[Material shown]:
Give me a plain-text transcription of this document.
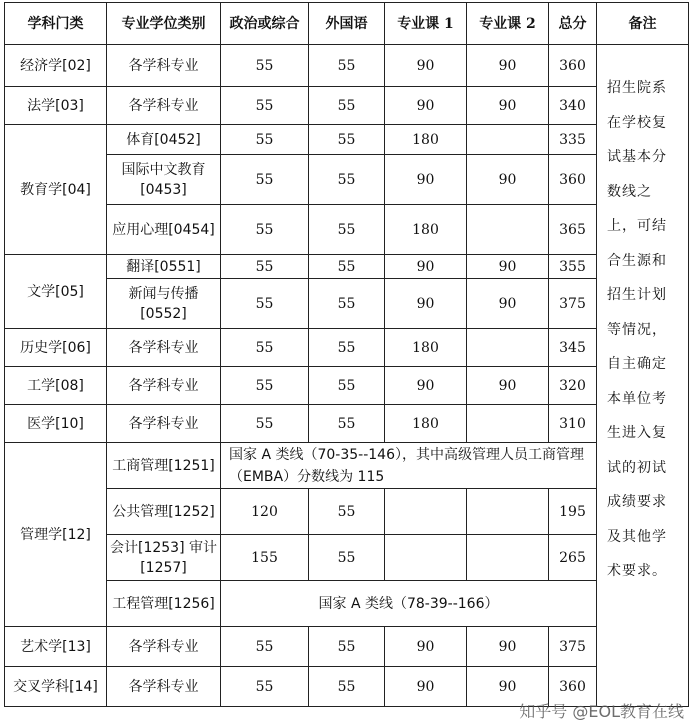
学科门类	专业学位类别	政治或综合	外国语	专业课 1	专业课 2	总分	备注
经济学[02]	各学科专业	55	55	90	90	360	招生院系在学校复试基本分数线之上，可结合生源和招生计划等情况，自主确定本单位考生进入复试的初试成绩要求及其他学术要求。
法学[03]	各学科专业	55	55	90	90	340	
教育学[04]	体育[0452]	55	55	180		335	
	国际中文教育[0453]	55	55	90	90	360	
	应用心理[0454]	55	55	180		365	
文学[05]	翻译[0551]	55	55	90	90	355	
	新闻与传播[0552]	55	55	90	90	375	
历史学[06]	各学科专业	55	55	180		345	
工学[08]	各学科专业	55	55	90	90	320	
医学[10]	各学科专业	55	55	180		310	
管理学[12]	工商管理[1251]	国家 A 类线（70-35--146），其中高级管理人员工商管理（EMBA）分数线为 115					
	公共管理[1252]	120	55			195	
	会计[1253] 审计[1257]	155	55			265	
	工程管理[1256]	国家 A 类线（78-39--166）					
艺术学[13]	各学科专业	55	55	90	90	375	
交叉学科[14]	各学科专业	55	55	90	90	360	
知乎号 @EOL教育在线
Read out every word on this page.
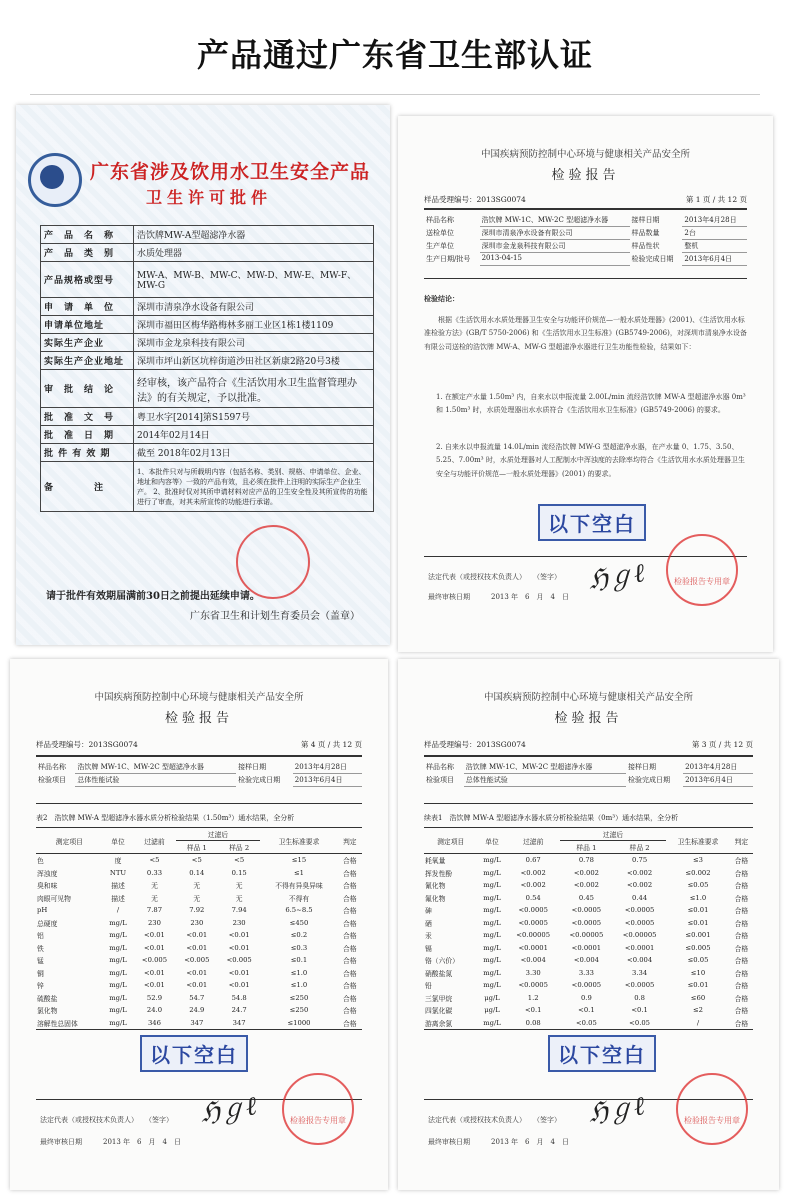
产品通过广东省卫生部认证
广东省涉及饮用水卫生安全产品
卫生许可批件
产　品　名　称	浩饮牌MW-A型超滤净水器
产　品　类　别	水质处理器
产品规格或型号	MW-A、MW-B、MW-C、MW-D、MW-E、MW-F、MW-G
申　请　单　位	深圳市清泉净水设备有限公司
申请单位地址	深圳市福田区梅华路梅林多丽工业区1栋1楼1109
实际生产企业	深圳市金龙泉科技有限公司
实际生产企业地址	深圳市坪山新区坑梓街道沙田社区新康2路20号3楼
审　批　结　论	经审核，该产品符合《生活饮用水卫生监督管理办法》的有关规定，予以批准。
批　准　文　号	粤卫水字[2014]第S1597号
批　准　日　期	2014年02月14日
批 件 有 效 期	截至 2018年02月13日
备　　　　注	1、本批件只对与所载明内容（包括名称、类别、规格、申请单位、企业、地址和内容等）一致的产品有效，且必须在批件上注明的实际生产企业生产。 2、批准时仅对其所申请材料对应产品的卫生安全性及其所宣传的功能进行了审查，对其未所宣传的功能进行承诺。
请于批件有效期届满前30日之前提出延续申请。
广东省卫生和计划生育委员会（盖章）
中国疾病预防控制中心环境与健康相关产品安全所
检验报告
样品受理编号：2013SG0074	第 1 页 / 共 12 页
样品名称	浩饮牌 MW-1C、MW-2C 型超滤净水器	接样日期	2013年4月28日
送检单位	深圳市清泉净水设备有限公司	样品数量	2台
生产单位	深圳市金龙泉科技有限公司	样品性状	整机
生产日期/批号	2013-04-15	检验完成日期	2013年6月4日
检验结论：
根据《生活饮用水水质处理器卫生安全与功能评价规范—一般水质处理器》(2001)、《生活饮用水标准检验方法》(GB/T 5750-2006) 和《生活饮用水卫生标准》(GB5749-2006)，对深圳市清泉净水设备有限公司送检的浩饮牌 MW-A、MW-G 型超滤净水器进行卫生功能性检验，结果如下：
1. 在额定产水量 1.50m³ 内，自来水以申报流量 2.00L/min 流经浩饮牌 MW-A 型超滤净水器 0m³ 和 1.50m³ 时，水质处理器出水水质符合《生活饮用水卫生标准》(GB5749-2006) 的要求。
2. 自来水以申报流量 14.0L/min 流经浩饮牌 MW-G 型超滤净水器，在产水量 0、1.75、3.50、5.25、7.00m³ 时，水质处理器对人工配制水中浑浊度的去除率均符合《生活饮用水水质处理器卫生安全与功能评价规范—一般水质处理器》(2001) 的要求。
以下空白
法定代表（或授权技术负责人）　　（签字） ℌℊℓ
最终审核日期　　　2013 年　6　月　4　日
检验报告专用章
中国疾病预防控制中心环境与健康相关产品安全所
检验报告
样品受理编号：2013SG0074	第 4 页 / 共 12 页
样品名称	浩饮牌 MW-1C、MW-2C 型超滤净水器	接样日期	2013年4月28日
检验项目	总体性能试验	检验完成日期	2013年6月4日
表2　浩饮牌 MW-A 型超滤净水器水质分析检验结果（1.50m³）通水结果，全分析
测定项目	单位	过滤前	过滤后		卫生标准要求	判定
			样品 1	样品 2		
色	度	<5	<5	<5	≤15	合格
浑浊度	NTU	0.33	0.14	0.15	≤1	合格
臭和味	描述	无	无	无	不得有异臭异味	合格
肉眼可见物	描述	无	无	无	不得有	合格
pH	/	7.87	7.92	7.94	6.5~8.5	合格
总硬度	mg/L	230	230	230	≤450	合格
铝	mg/L	<0.01	<0.01	<0.01	≤0.2	合格
铁	mg/L	<0.01	<0.01	<0.01	≤0.3	合格
锰	mg/L	<0.005	<0.005	<0.005	≤0.1	合格
铜	mg/L	<0.01	<0.01	<0.01	≤1.0	合格
锌	mg/L	<0.01	<0.01	<0.01	≤1.0	合格
硫酸盐	mg/L	52.9	54.7	54.8	≤250	合格
氯化物	mg/L	24.0	24.9	24.7	≤250	合格
溶解性总固体	mg/L	346	347	347	≤1000	合格
以下空白
法定代表（或授权技术负责人）　　（签字） ℌℊℓ
最终审核日期　　　2013 年　6　月　4　日
检验报告专用章
中国疾病预防控制中心环境与健康相关产品安全所
检验报告
样品受理编号：2013SG0074	第 3 页 / 共 12 页
样品名称	浩饮牌 MW-1C、MW-2C 型超滤净水器	接样日期	2013年4月28日
检验项目	总体性能试验	检验完成日期	2013年6月4日
续表1　浩饮牌 MW-A 型超滤净水器水质分析检验结果（0m³）通水结果，全分析
测定项目	单位	过滤前	过滤后		卫生标准要求	判定
			样品 1	样品 2		
耗氧量	mg/L	0.67	0.78	0.75	≤3	合格
挥发性酚	mg/L	<0.002	<0.002	<0.002	≤0.002	合格
氰化物	mg/L	<0.002	<0.002	<0.002	≤0.05	合格
氟化物	mg/L	0.54	0.45	0.44	≤1.0	合格
砷	mg/L	<0.0005	<0.0005	<0.0005	≤0.01	合格
硒	mg/L	<0.0005	<0.0005	<0.0005	≤0.01	合格
汞	mg/L	<0.00005	<0.00005	<0.00005	≤0.001	合格
镉	mg/L	<0.0001	<0.0001	<0.0001	≤0.005	合格
铬（六价）	mg/L	<0.004	<0.004	<0.004	≤0.05	合格
硝酸盐氮	mg/L	3.30	3.33	3.34	≤10	合格
铅	mg/L	<0.0005	<0.0005	<0.0005	≤0.01	合格
三氯甲烷	μg/L	1.2	0.9	0.8	≤60	合格
四氯化碳	μg/L	<0.1	<0.1	<0.1	≤2	合格
游离余氯	mg/L	0.08	<0.05	<0.05	/	合格
以下空白
法定代表（或授权技术负责人）　　（签字） ℌℊℓ
最终审核日期　　　2013 年　6　月　4　日
检验报告专用章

[Task to carry out]: Copy the records exactly as they appear, excluding images.

[Correct output]:
Give me a plain-text transcription of this document.
学科门类	专业学位类别	政治或综合	外国语	专业课 1	专业课 2	总分	备注
经济学[02]	各学科专业	55	55	90	90	360	招生院系在学校复试基本分数线之上，可结合生源和招生计划等情况，自主确定本单位考生进入复试的初试成绩要求及其他学术要求。
法学[03]	各学科专业	55	55	90	90	340	
教育学[04]	体育[0452]	55	55	180		335	
	国际中文教育[0453]	55	55	90	90	360	
	应用心理[0454]	55	55	180		365	
文学[05]	翻译[0551]	55	55	90	90	355	
	新闻与传播[0552]	55	55	90	90	375	
历史学[06]	各学科专业	55	55	180		345	
工学[08]	各学科专业	55	55	90	90	320	
医学[10]	各学科专业	55	55	180		310	
管理学[12]	工商管理[1251]	国家 A 类线（70-35--146），其中高级管理人员工商管理（EMBA）分数线为 115					
	公共管理[1252]	120	55			195	
	会计[1253] 审计[1257]	155	55			265	
	工程管理[1256]	国家 A 类线（78-39--166）					
艺术学[13]	各学科专业	55	55	90	90	375	
交叉学科[14]	各学科专业	55	55	90	90	360	
知乎号 @EOL教育在线
Read out every word on this page.
产品通过广东省卫生部认证
广东省涉及饮用水卫生安全产品
卫生许可批件
产　品　名　称	浩饮牌MW-A型超滤净水器
产　品　类　别	水质处理器
产品规格或型号	MW-A、MW-B、MW-C、MW-D、MW-E、MW-F、MW-G
申　请　单　位	深圳市清泉净水设备有限公司
申请单位地址	深圳市福田区梅华路梅林多丽工业区1栋1楼1109
实际生产企业	深圳市金龙泉科技有限公司
实际生产企业地址	深圳市坪山新区坑梓街道沙田社区新康2路20号3楼
审　批　结　论	经审核，该产品符合《生活饮用水卫生监督管理办法》的有关规定，予以批准。
批　准　文　号	粤卫水字[2014]第S1597号
批　准　日　期	2014年02月14日
批 件 有 效 期	截至 2018年02月13日
备　　　　注	1、本批件只对与所载明内容（包括名称、类别、规格、申请单位、企业、地址和内容等）一致的产品有效，且必须在批件上注明的实际生产企业生产。 2、批准时仅对其所申请材料对应产品的卫生安全性及其所宣传的功能进行了审查，对其未所宣传的功能进行承诺。
请于批件有效期届满前30日之前提出延续申请。
广东省卫生和计划生育委员会（盖章）
中国疾病预防控制中心环境与健康相关产品安全所
检验报告
样品受理编号：2013SG0074	第 1 页 / 共 12 页
样品名称	浩饮牌 MW-1C、MW-2C 型超滤净水器	接样日期	2013年4月28日
送检单位	深圳市清泉净水设备有限公司	样品数量	2台
生产单位	深圳市金龙泉科技有限公司	样品性状	整机
生产日期/批号	2013-04-15	检验完成日期	2013年6月4日
检验结论：
根据《生活饮用水水质处理器卫生安全与功能评价规范—一般水质处理器》(2001)、《生活饮用水标准检验方法》(GB/T 5750-2006) 和《生活饮用水卫生标准》(GB5749-2006)，对深圳市清泉净水设备有限公司送检的浩饮牌 MW-A、MW-G 型超滤净水器进行卫生功能性检验，结果如下：
1. 在额定产水量 1.50m³ 内，自来水以申报流量 2.00L/min 流经浩饮牌 MW-A 型超滤净水器 0m³ 和 1.50m³ 时，水质处理器出水水质符合《生活饮用水卫生标准》(GB5749-2006) 的要求。
2. 自来水以申报流量 14.0L/min 流经浩饮牌 MW-G 型超滤净水器，在产水量 0、1.75、3.50、5.25、7.00m³ 时，水质处理器对人工配制水中浑浊度的去除率均符合《生活饮用水水质处理器卫生安全与功能评价规范—一般水质处理器》(2001) 的要求。
以下空白
法定代表（或授权技术负责人）　　（签字） ℌℊℓ
最终审核日期　　　2013 年　6　月　4　日
检验报告专用章
中国疾病预防控制中心环境与健康相关产品安全所
检验报告
样品受理编号：2013SG0074	第 4 页 / 共 12 页
样品名称	浩饮牌 MW-1C、MW-2C 型超滤净水器	接样日期	2013年4月28日
检验项目	总体性能试验	检验完成日期	2013年6月4日
表2　浩饮牌 MW-A 型超滤净水器水质分析检验结果（1.50m³）通水结果，全分析
测定项目	单位	过滤前	过滤后		卫生标准要求	判定
			样品 1	样品 2		
色	度	<5	<5	<5	≤15	合格
浑浊度	NTU	0.33	0.14	0.15	≤1	合格
臭和味	描述	无	无	无	不得有异臭异味	合格
肉眼可见物	描述	无	无	无	不得有	合格
pH	/	7.87	7.92	7.94	6.5~8.5	合格
总硬度	mg/L	230	230	230	≤450	合格
铝	mg/L	<0.01	<0.01	<0.01	≤0.2	合格
铁	mg/L	<0.01	<0.01	<0.01	≤0.3	合格
锰	mg/L	<0.005	<0.005	<0.005	≤0.1	合格
铜	mg/L	<0.01	<0.01	<0.01	≤1.0	合格
锌	mg/L	<0.01	<0.01	<0.01	≤1.0	合格
硫酸盐	mg/L	52.9	54.7	54.8	≤250	合格
氯化物	mg/L	24.0	24.9	24.7	≤250	合格
溶解性总固体	mg/L	346	347	347	≤1000	合格
以下空白
法定代表（或授权技术负责人）　　（签字） ℌℊℓ
最终审核日期　　　2013 年　6　月　4　日
检验报告专用章
中国疾病预防控制中心环境与健康相关产品安全所
检验报告
样品受理编号：2013SG0074	第 3 页 / 共 12 页
样品名称	浩饮牌 MW-1C、MW-2C 型超滤净水器	接样日期	2013年4月28日
检验项目	总体性能试验	检验完成日期	2013年6月4日
续表1　浩饮牌 MW-A 型超滤净水器水质分析检验结果（0m³）通水结果，全分析
测定项目	单位	过滤前	过滤后		卫生标准要求	判定
			样品 1	样品 2		
耗氧量	mg/L	0.67	0.78	0.75	≤3	合格
挥发性酚	mg/L	<0.002	<0.002	<0.002	≤0.002	合格
氰化物	mg/L	<0.002	<0.002	<0.002	≤0.05	合格
氟化物	mg/L	0.54	0.45	0.44	≤1.0	合格
砷	mg/L	<0.0005	<0.0005	<0.0005	≤0.01	合格
硒	mg/L	<0.0005	<0.0005	<0.0005	≤0.01	合格
汞	mg/L	<0.00005	<0.00005	<0.00005	≤0.001	合格
镉	mg/L	<0.0001	<0.0001	<0.0001	≤0.005	合格
铬（六价）	mg/L	<0.004	<0.004	<0.004	≤0.05	合格
硝酸盐氮	mg/L	3.30	3.33	3.34	≤10	合格
铅	mg/L	<0.0005	<0.0005	<0.0005	≤0.01	合格
三氯甲烷	μg/L	1.2	0.9	0.8	≤60	合格
四氯化碳	μg/L	<0.1	<0.1	<0.1	≤2	合格
游离余氯	mg/L	0.08	<0.05	<0.05	/	合格
以下空白
法定代表（或授权技术负责人）　　（签字） ℌℊℓ
最终审核日期　　　2013 年　6　月　4　日
检验报告专用章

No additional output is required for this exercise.